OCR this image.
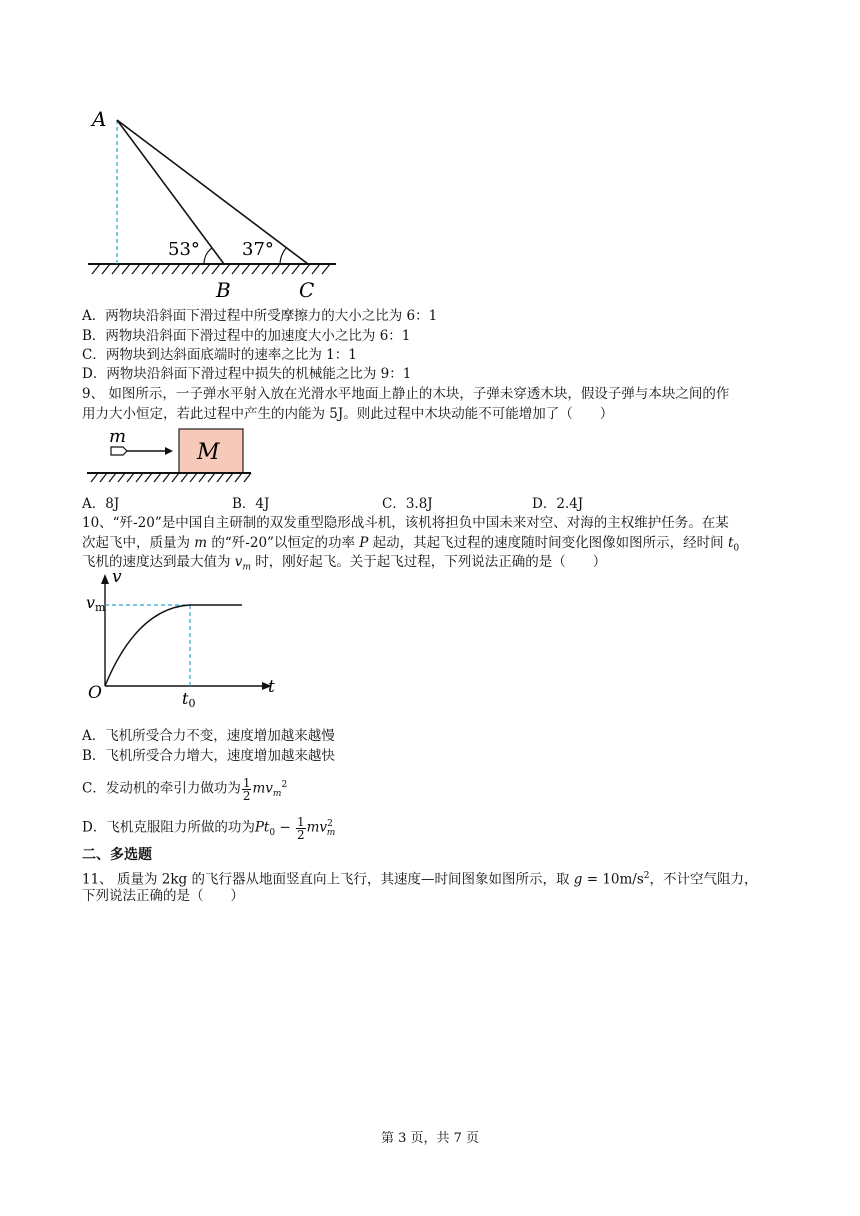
A
B	C
53° 37°
A．两物块沿斜面下滑过程中所受摩擦力的大小之比为 6：1
B．两物块沿斜面下滑过程中的加速度大小之比为 6：1
C．两物块到达斜面底端时的速率之比为 1：1
D．两物块沿斜面下滑过程中损失的机械能之比为 9：1
9、 如图所示，一子弹水平射入放在光滑水平地面上静止的木块，子弹未穿透木块，假设子弹与本块之间的作
用力大小恒定，若此过程中产生的内能为 5J。则此过程中木块动能不可能增加了（　　）
m
M
A．8J	B．4J	C．3.8J	D．2.4J
10、“歼-20”是中国自主研制的双发重型隐形战斗机，该机将担负中国未来对空、对海的主权维护任务。在某
次起飞中，质量为 m 的“歼-20”以恒定的功率 P 起动，其起飞过程的速度随时间变化图像如图所示，经时间 $t_0$
飞机的速度达到最大值为 $v_m$ 时，刚好起飞。关于起飞过程，下列说法正确的是（　　）
v
t
O
vm
t0
A．飞机所受合力不变，速度增加越来越慢
B．飞机所受合力增大，速度增加越来越快
C．发动机的牵引力做功为 $\frac{1}{2} mv_m^2$
D．飞机克服阻力所做的功为$Pt_0 - \frac{1}{2} mv^2_m$
二、多选题
11、 质量为 2kg 的飞行器从地面竖直向上飞行，其速度—时间图象如图所示，取 $g = 10m/s^2$，不计空气阻力，
下列说法正确的是（　　）
第 3 页，共 7 页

----

_Goal of the exercise_. Of the lines above, copy each that contains "frac".

_The reply_.
C．发动机的牵引力做功为 $\frac{1}{2} mv_m^2$
D．飞机克服阻力所做的功为$Pt_0 - \frac{1}{2} mv^2_m$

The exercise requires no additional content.